**What you need to do**: Take every line from the material that has the word "Buildings" in it.

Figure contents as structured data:
[START]
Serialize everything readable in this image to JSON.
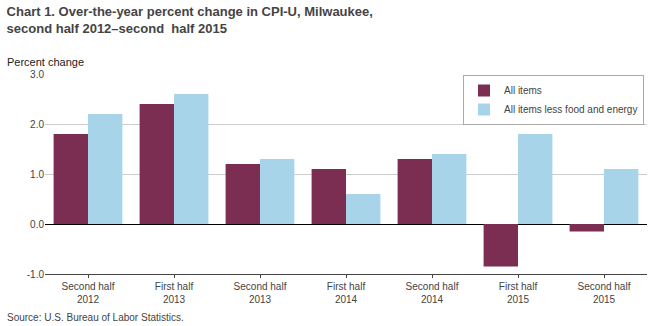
{
  "chart_data": {
    "type": "bar",
    "title": "Chart 1. Over-the-year percent change in CPI-U, Milwaukee, second half 2012–second  half 2015",
    "ylabel": "Percent change",
    "annotations": [
      "Source: U.S. Bureau of Labor Statistics."
    ],
    "categories": [
      "Second half 2012",
      "First half 2013",
      "Second half 2013",
      "First half 2014",
      "Second half 2014",
      "First half 2015",
      "Second half 2015"
    ],
    "series": [
      {
        "name": "All items",
        "color": "#7b2d52",
        "values": [
          1.8,
          2.4,
          1.2,
          1.1,
          1.3,
          -0.85,
          -0.15
        ]
      },
      {
        "name": "All items less food and energy",
        "color": "#a8d4ea",
        "values": [
          2.2,
          2.6,
          1.3,
          0.6,
          1.4,
          1.8,
          1.1
        ]
      }
    ],
    "ylim": [
      -1.0,
      3.0
    ],
    "yticks": [
      {
        "value": -1.0,
        "label": "-1.0"
      },
      {
        "value": 0.0,
        "label": "0.0"
      },
      {
        "value": 1.0,
        "label": "1.0"
      },
      {
        "value": 2.0,
        "label": "2.0"
      },
      {
        "value": 3.0,
        "label": "3.0"
      }
    ],
    "grid": true,
    "legend": "upper right"
  }
}
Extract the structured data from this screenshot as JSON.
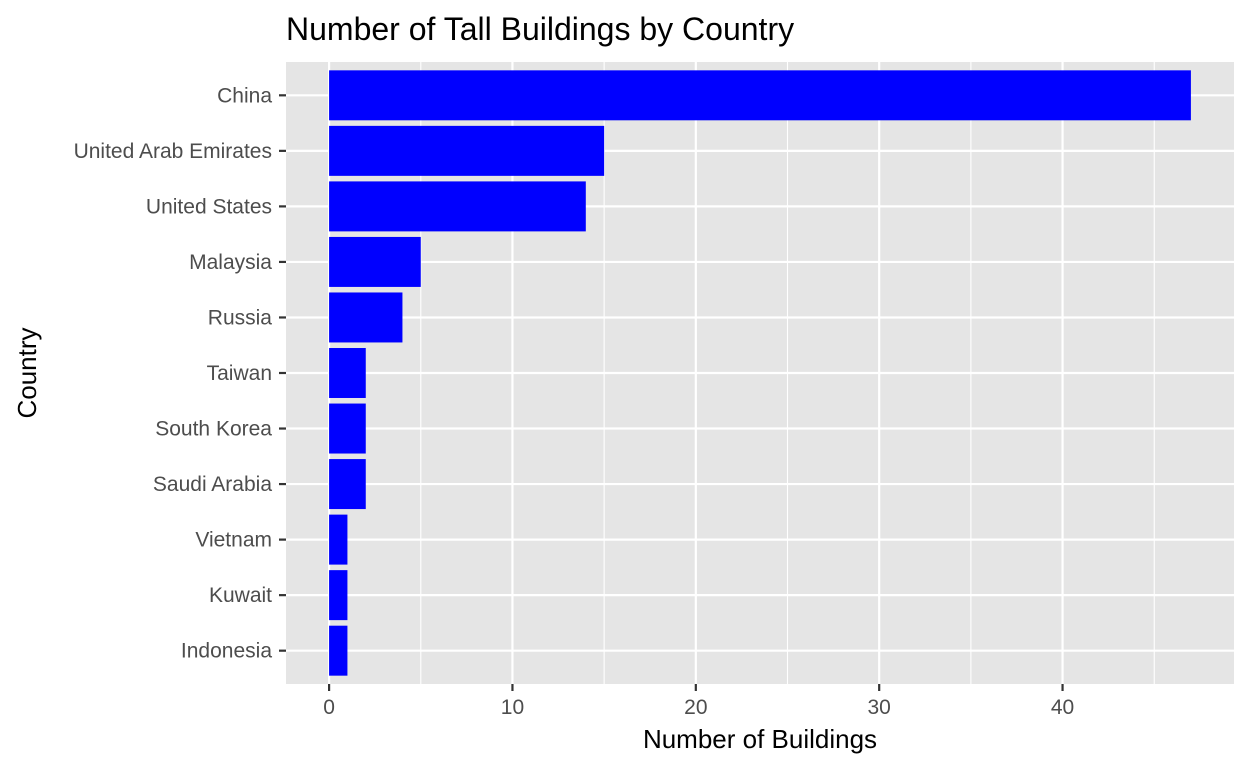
{
  "chart_data": {
    "type": "bar",
    "orientation": "horizontal",
    "title": "Number of Tall Buildings by Country",
    "xlabel": "Number of Buildings",
    "ylabel": "Country",
    "categories": [
      "China",
      "United Arab Emirates",
      "United States",
      "Malaysia",
      "Russia",
      "Taiwan",
      "South Korea",
      "Saudi Arabia",
      "Vietnam",
      "Kuwait",
      "Indonesia"
    ],
    "values": [
      47,
      15,
      14,
      5,
      4,
      2,
      2,
      2,
      1,
      1,
      1
    ],
    "xlim": [
      -2.35,
      49.35
    ],
    "xticks": [
      0,
      10,
      20,
      30,
      40
    ],
    "xtick_labels": [
      "0",
      "10",
      "20",
      "30",
      "40"
    ],
    "grid": true,
    "legend": "none",
    "colors": {
      "bar": "#0000ff",
      "panel_background": "#e5e5e5",
      "grid": "#ffffff",
      "tick_text": "#4d4d4d",
      "tick_mark": "#333333",
      "title_text": "#000000"
    }
  }
}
[END]
**Completed exercise**:
    "title": "Number of Tall Buildings by Country",
    "xlabel": "Number of Buildings",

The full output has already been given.